WHAT IS EXPECTED: Transcribe the records exactly. Pictures do not belong in the transcription.

LISTING:
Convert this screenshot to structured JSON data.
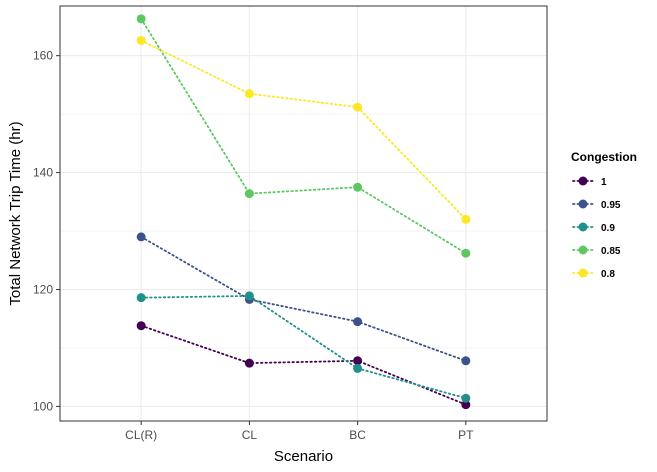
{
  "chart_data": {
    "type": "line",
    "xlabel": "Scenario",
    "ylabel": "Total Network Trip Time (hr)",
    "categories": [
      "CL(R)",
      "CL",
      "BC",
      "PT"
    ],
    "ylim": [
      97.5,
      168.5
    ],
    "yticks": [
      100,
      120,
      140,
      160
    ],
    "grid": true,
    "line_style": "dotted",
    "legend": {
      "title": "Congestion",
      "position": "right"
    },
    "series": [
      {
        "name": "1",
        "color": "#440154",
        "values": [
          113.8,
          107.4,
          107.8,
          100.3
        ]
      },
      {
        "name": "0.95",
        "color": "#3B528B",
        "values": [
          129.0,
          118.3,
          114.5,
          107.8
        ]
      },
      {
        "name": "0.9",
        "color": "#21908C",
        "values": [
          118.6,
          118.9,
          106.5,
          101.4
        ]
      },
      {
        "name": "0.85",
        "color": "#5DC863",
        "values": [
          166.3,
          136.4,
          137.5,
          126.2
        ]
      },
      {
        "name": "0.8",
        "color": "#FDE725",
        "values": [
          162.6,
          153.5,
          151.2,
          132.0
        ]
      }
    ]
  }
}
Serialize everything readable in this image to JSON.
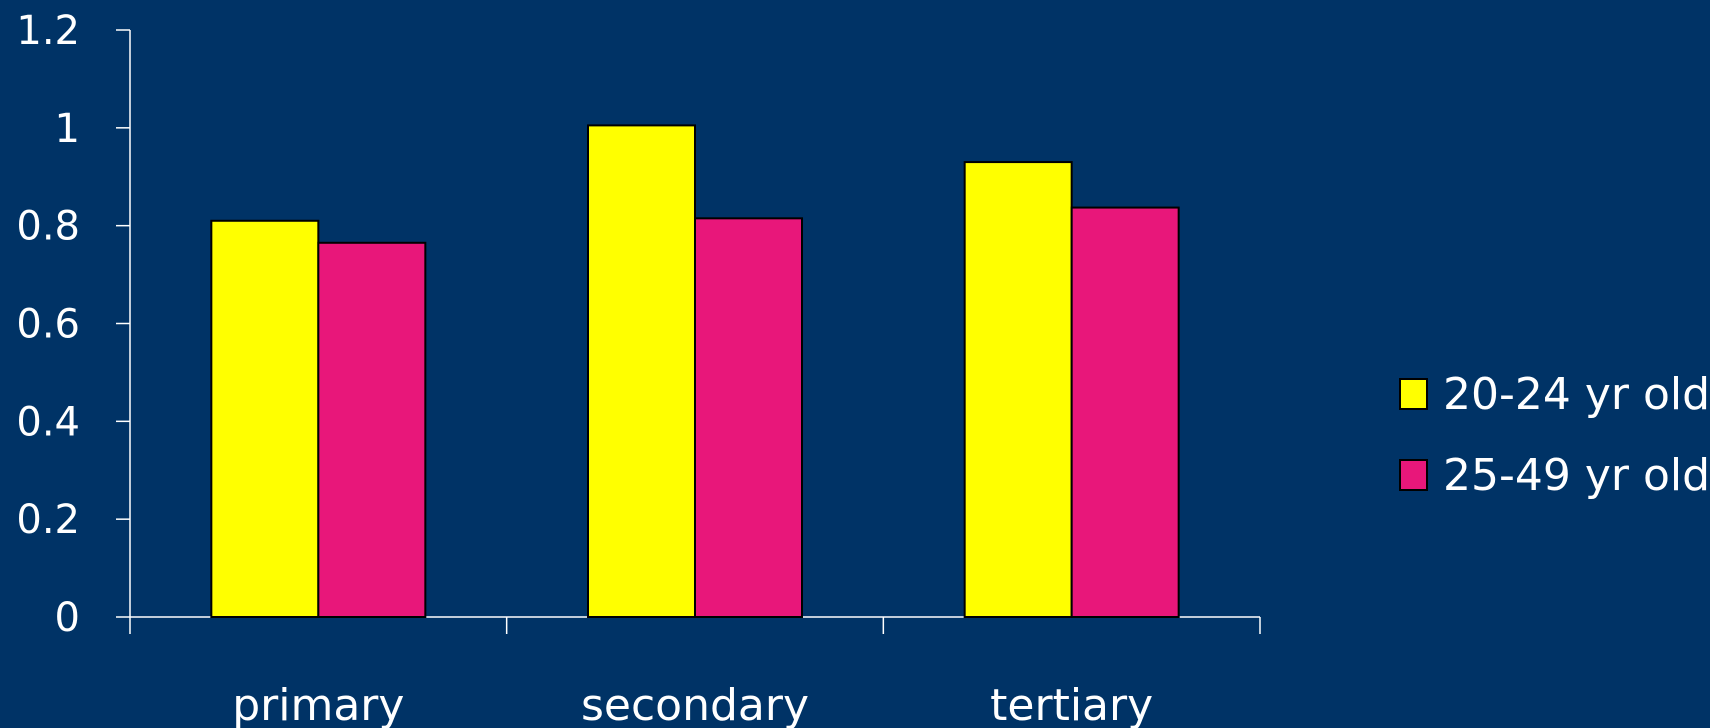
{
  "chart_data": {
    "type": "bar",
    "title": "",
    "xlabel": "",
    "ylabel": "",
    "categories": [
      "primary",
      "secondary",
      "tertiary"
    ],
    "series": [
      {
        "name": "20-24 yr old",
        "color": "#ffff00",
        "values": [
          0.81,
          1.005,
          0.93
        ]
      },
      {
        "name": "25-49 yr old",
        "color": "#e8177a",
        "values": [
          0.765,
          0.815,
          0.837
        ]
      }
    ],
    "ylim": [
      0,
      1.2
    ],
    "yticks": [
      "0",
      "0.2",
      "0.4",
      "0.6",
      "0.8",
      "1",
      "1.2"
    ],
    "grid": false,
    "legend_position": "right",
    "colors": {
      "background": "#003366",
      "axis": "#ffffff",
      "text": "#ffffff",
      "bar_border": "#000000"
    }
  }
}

WRITTEN RESPONSE:
Convert this screenshot to structured JSON data.
{
  "chart_data": {
    "type": "line",
    "xlabel": "Scenario",
    "ylabel": "Total Network Trip Time (hr)",
    "categories": [
      "CL(R)",
      "CL",
      "BC",
      "PT"
    ],
    "ylim": [
      97.5,
      168.5
    ],
    "yticks": [
      100,
      120,
      140,
      160
    ],
    "grid": true,
    "line_style": "dotted",
    "legend": {
      "title": "Congestion",
      "position": "right"
    },
    "series": [
      {
        "name": "1",
        "color": "#440154",
        "values": [
          113.8,
          107.4,
          107.8,
          100.3
        ]
      },
      {
        "name": "0.95",
        "color": "#3B528B",
        "values": [
          129.0,
          118.3,
          114.5,
          107.8
        ]
      },
      {
        "name": "0.9",
        "color": "#21908C",
        "values": [
          118.6,
          118.9,
          106.5,
          101.4
        ]
      },
      {
        "name": "0.85",
        "color": "#5DC863",
        "values": [
          166.3,
          136.4,
          137.5,
          126.2
        ]
      },
      {
        "name": "0.8",
        "color": "#FDE725",
        "values": [
          162.6,
          153.5,
          151.2,
          132.0
        ]
      }
    ]
  }
}
Serialize everything readable in this image to JSON.
{
  "chart_data": {
    "type": "bar",
    "title": "",
    "xlabel": "",
    "ylabel": "",
    "categories": [
      "primary",
      "secondary",
      "tertiary"
    ],
    "series": [
      {
        "name": "20-24 yr old",
        "color": "#ffff00",
        "values": [
          0.81,
          1.005,
          0.93
        ]
      },
      {
        "name": "25-49 yr old",
        "color": "#e8177a",
        "values": [
          0.765,
          0.815,
          0.837
        ]
      }
    ],
    "ylim": [
      0,
      1.2
    ],
    "yticks": [
      "0",
      "0.2",
      "0.4",
      "0.6",
      "0.8",
      "1",
      "1.2"
    ],
    "grid": false,
    "legend_position": "right",
    "colors": {
      "background": "#003366",
      "axis": "#ffffff",
      "text": "#ffffff",
      "bar_border": "#000000"
    }
  }
}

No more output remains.